Espresso is a concentrated form of coffee served in small, strong shots and is the base for many coffee drinks. It's made from the same beans as coffee but is stronger, thicker, and higher in caffeine. However, because espresso is typically served in smaller servings than coffee, it has less caffeine per serving.
- Origin: Italy
- Temperature: 190°F
- Caffeine: 29-100 mg per shot
- Main Ingredient: ground coffee beans
What Is Espresso?
Espresso (ess-PRESS-oh) is a full-flavored, concentrated form of coffee that is served in “shots.” It is made by forcing pressurized hot water through very finely ground coffee beans using an espresso machine. The result is a liquid stronger than coffee topped with a “crema,” a brown foam that forms when air bubbles combine with the soluble oils of fine-ground coffee and sits on top of a properly pulled shot of espresso. The crema adds to the rich flavor and lingering aftertaste of espresso.
Espresso is made using the exact same plant as coffee, and is grown, processed, and roasted the same way. Any origin and roast coffee can be used to make espresso. The difference between coffee and espresso is in the grind and the treatment of the beans. The beans are ground to a finer consistency than coffee and firmly packed before hot water is forced through using an espresso machine. This results in a shot of espresso, which can be enjoyed as-is or used to make a long list of drinks including a cappuccino or Americano.
Espresso has all of the same flavors of coffee but amplified—bitter, lightly sweet, acidic, toasty. The exact flavor profile will vary depending on the coffee roast. It has a thicker, creamier texture than coffee.
3 Health Benefits of Espresso:
While consuming too much caffeine carries certain health risks, just the right amount of espresso has a number of health benefits.
Studies have shown that the right amount of caffeine helps improve cell functionality, acting as a preventive measure against things like heart disease. In fact, regular coffee drinkers may be up to 19 percent less likely to die from cardiovascular disease.
A number of studies have shown that regular coffee consumption can greatly reduce the risk of cirrhosis, a liver disease often caused by heavy use of alcohol.

Bounding box prediction data:

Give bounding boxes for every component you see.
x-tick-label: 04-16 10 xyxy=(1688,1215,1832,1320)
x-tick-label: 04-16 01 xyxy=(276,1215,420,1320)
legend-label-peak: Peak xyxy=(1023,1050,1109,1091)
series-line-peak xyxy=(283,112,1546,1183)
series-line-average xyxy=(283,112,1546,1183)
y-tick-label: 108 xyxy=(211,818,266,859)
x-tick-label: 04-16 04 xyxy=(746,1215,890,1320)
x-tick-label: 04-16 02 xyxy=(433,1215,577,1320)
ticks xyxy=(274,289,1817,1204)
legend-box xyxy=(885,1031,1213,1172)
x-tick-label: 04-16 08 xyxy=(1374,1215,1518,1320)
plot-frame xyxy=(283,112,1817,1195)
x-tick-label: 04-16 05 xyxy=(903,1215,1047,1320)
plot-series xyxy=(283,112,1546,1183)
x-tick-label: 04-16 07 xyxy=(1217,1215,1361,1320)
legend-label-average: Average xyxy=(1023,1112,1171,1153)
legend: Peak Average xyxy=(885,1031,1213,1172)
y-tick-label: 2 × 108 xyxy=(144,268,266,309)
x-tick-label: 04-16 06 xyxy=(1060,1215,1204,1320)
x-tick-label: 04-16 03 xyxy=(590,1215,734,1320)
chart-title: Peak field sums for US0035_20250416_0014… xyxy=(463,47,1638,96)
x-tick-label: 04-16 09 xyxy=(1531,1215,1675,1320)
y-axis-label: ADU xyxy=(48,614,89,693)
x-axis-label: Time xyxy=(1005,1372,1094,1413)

Complete the following -
- A) What does the espresso article say the crema is?
- B) List the coffee flavors that the espresso article says espresso has in amplified form.
- C) Reproduce the stretch of the espresso article from "Espresso is a" through "What Is Espresso?", with no changes.
The rows have no connection to the espresso article.

Exercise responses -
- A) A brown foam that forms when air bubbles combine with the soluble oils of fine-ground coffee, sitting on top of a properly pulled shot of espresso.

- B) Bitter, lightly sweet, acidic, toasty.

- C)
Espresso is a concentrated form of coffee served in small, strong shots and is the base for many coffee drinks. It's made from the same beans as coffee but is stronger, thicker, and higher in caffeine. However, because espresso is typically served in smaller servings than coffee, it has less caffeine per serving.
- Origin: Italy
- Temperature: 190°F
- Caffeine: 29-100 mg per shot
- Main Ingredient: ground coffee beans
What Is Espresso?